-------- Supplied data

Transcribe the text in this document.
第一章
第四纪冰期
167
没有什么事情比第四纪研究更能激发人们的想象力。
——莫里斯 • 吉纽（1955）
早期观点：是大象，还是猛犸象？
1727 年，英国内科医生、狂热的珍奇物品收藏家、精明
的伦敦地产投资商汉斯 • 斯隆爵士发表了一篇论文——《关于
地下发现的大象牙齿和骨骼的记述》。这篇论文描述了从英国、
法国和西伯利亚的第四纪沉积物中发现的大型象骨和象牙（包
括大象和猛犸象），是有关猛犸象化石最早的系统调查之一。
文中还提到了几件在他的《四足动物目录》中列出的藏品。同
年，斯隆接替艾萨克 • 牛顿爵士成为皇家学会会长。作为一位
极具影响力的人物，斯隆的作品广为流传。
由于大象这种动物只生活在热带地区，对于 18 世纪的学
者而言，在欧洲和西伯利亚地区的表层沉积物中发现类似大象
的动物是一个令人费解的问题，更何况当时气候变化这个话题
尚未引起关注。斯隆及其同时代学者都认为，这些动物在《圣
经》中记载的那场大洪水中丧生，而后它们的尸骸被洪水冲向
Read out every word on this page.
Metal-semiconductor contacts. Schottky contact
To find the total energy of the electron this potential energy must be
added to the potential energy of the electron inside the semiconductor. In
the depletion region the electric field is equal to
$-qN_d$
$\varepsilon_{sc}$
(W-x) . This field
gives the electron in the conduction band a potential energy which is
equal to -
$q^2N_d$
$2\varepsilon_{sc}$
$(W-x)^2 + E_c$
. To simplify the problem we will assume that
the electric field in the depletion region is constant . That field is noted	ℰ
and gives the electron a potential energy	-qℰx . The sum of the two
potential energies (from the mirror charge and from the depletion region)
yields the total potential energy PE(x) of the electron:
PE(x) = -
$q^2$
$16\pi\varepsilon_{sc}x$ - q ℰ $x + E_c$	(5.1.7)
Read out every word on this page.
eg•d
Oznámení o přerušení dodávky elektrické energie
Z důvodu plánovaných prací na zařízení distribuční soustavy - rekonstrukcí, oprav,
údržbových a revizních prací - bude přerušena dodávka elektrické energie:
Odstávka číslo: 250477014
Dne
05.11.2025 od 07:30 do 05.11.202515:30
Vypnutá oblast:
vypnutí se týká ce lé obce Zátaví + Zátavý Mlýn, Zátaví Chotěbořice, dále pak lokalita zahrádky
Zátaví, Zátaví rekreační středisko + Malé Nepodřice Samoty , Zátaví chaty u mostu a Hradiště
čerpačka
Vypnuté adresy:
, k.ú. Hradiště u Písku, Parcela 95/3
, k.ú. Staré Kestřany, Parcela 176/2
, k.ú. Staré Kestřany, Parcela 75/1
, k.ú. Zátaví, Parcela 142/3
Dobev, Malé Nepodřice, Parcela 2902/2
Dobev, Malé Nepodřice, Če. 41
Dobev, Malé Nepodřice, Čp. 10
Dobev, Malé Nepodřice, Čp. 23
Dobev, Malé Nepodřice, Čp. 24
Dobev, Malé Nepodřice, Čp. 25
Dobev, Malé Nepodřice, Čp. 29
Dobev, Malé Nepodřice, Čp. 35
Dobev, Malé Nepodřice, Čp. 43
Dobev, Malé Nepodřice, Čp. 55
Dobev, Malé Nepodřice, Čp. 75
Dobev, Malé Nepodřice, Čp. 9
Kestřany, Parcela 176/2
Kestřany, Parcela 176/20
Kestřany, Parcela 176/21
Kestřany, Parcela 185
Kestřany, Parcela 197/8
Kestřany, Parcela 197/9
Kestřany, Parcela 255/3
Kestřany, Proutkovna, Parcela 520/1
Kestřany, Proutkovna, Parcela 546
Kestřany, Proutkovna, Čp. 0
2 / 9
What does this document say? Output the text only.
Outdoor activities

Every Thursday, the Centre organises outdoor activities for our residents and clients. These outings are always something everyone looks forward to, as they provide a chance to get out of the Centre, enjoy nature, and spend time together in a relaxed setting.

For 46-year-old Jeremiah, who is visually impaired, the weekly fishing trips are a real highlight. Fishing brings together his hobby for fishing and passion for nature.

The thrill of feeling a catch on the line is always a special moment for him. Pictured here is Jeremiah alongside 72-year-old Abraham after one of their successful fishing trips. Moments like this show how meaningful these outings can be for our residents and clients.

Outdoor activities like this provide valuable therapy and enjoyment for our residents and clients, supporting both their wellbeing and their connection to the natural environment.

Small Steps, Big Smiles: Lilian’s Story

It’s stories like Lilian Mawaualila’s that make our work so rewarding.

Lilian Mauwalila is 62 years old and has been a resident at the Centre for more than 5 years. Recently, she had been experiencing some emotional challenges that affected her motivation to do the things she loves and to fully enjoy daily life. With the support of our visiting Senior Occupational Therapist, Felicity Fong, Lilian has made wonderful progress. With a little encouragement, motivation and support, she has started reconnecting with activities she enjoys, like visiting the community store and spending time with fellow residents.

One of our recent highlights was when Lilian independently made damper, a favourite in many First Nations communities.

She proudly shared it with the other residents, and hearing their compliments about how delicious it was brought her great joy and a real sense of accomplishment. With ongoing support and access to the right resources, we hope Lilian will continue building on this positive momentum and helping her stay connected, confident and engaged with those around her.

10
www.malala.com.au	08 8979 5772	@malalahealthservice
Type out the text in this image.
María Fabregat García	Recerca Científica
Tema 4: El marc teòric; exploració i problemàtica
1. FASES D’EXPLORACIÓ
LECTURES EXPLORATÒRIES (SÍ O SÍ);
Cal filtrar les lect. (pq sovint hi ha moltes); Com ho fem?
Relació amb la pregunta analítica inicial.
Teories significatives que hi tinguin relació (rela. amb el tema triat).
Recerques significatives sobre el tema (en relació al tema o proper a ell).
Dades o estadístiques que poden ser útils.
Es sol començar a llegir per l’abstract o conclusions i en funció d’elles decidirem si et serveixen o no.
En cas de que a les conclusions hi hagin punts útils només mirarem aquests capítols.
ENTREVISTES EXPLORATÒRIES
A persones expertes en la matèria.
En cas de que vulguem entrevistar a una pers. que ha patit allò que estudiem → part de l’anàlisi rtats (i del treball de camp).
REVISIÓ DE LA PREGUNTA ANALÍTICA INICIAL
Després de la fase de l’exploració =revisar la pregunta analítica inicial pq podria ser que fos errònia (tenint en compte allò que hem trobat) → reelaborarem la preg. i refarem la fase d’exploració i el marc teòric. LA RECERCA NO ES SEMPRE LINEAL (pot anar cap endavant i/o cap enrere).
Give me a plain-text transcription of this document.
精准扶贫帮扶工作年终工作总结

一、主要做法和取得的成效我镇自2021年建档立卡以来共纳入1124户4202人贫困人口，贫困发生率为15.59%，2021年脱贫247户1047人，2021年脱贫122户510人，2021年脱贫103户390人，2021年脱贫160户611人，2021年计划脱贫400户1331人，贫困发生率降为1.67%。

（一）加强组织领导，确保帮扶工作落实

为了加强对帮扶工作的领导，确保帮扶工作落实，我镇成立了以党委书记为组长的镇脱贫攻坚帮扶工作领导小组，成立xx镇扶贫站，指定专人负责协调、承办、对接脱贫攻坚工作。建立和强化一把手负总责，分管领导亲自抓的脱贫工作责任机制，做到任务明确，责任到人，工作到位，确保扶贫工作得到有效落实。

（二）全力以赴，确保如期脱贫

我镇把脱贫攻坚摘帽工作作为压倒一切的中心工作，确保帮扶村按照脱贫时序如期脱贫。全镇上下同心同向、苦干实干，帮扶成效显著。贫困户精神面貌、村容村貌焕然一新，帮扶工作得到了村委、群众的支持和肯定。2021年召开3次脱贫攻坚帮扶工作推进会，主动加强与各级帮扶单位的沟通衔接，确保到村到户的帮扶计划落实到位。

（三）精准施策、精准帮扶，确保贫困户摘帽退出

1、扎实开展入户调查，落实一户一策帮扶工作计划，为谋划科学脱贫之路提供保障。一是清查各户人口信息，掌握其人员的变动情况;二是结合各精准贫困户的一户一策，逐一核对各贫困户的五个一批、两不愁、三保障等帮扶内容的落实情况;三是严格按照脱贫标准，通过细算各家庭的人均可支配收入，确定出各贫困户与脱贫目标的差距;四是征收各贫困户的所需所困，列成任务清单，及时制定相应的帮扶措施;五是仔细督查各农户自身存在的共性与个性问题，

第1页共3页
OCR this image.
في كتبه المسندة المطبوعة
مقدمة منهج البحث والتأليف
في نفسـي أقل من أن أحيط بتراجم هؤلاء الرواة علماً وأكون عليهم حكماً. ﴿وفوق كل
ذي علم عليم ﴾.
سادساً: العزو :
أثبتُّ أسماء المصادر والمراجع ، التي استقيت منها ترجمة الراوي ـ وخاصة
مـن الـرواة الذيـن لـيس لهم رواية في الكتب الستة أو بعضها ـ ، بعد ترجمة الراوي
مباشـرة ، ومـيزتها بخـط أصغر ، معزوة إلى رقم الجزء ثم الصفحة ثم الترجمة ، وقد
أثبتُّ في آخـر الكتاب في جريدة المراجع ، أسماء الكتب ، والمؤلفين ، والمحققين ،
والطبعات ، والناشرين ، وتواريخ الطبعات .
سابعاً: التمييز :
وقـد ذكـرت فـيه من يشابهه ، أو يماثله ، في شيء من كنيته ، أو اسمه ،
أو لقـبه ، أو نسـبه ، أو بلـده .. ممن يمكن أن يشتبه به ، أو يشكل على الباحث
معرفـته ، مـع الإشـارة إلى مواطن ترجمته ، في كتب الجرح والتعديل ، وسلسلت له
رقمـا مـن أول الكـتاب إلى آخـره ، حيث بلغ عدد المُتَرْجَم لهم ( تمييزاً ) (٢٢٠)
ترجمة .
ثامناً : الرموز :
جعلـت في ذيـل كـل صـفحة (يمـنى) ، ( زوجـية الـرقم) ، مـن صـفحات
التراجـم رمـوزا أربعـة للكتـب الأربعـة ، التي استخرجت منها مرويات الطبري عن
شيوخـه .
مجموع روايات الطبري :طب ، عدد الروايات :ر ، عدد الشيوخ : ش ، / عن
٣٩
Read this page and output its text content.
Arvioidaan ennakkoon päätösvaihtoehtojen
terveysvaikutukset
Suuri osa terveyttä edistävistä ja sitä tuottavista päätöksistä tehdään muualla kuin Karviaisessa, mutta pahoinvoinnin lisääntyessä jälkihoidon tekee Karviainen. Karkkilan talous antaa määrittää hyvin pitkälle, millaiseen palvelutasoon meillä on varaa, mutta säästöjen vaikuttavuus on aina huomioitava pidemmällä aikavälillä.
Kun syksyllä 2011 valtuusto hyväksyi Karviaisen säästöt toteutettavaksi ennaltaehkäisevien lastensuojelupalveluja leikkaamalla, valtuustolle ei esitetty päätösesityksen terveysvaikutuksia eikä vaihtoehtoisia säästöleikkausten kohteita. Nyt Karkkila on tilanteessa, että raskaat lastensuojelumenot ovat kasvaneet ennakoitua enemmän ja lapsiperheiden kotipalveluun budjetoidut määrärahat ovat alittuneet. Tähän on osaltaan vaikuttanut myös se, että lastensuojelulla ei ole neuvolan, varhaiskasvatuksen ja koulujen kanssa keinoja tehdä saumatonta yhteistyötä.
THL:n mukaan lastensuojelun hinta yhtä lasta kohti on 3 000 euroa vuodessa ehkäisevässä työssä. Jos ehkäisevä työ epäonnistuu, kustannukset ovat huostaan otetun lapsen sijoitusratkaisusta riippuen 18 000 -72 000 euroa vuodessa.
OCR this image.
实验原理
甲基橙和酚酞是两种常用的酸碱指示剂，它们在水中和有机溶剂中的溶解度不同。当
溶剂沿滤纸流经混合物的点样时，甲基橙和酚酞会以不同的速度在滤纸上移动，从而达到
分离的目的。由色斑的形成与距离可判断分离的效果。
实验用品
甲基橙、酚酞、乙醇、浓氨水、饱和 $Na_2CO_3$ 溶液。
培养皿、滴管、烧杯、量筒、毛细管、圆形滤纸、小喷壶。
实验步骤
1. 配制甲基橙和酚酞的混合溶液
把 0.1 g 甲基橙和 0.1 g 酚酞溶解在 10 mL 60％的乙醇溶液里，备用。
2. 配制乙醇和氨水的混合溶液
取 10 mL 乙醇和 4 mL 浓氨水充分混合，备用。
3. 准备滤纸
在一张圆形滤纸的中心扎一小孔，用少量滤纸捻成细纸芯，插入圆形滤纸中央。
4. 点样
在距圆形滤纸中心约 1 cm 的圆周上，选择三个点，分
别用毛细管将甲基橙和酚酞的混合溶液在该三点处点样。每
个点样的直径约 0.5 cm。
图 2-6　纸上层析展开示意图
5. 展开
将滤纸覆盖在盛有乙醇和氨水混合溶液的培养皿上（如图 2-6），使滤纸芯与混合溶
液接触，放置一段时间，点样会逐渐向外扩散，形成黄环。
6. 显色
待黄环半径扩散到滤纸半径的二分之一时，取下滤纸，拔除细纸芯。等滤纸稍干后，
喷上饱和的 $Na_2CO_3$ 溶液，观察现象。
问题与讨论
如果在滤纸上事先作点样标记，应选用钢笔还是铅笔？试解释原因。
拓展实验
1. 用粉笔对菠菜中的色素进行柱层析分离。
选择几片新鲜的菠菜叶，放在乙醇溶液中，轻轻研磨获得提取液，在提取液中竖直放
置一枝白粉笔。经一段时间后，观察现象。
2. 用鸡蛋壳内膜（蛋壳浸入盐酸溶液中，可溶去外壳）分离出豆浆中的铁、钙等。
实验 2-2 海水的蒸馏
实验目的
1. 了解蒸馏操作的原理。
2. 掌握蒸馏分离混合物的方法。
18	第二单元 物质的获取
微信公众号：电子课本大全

----------------

Filter the records above for lines containing the word "significatives", and copy those lines.

Response to the exercise —
Teories significatives que hi tinguin relació (rela. amb el tema triat).
Recerques significatives sobre el tema (en relació al tema o proper a ell).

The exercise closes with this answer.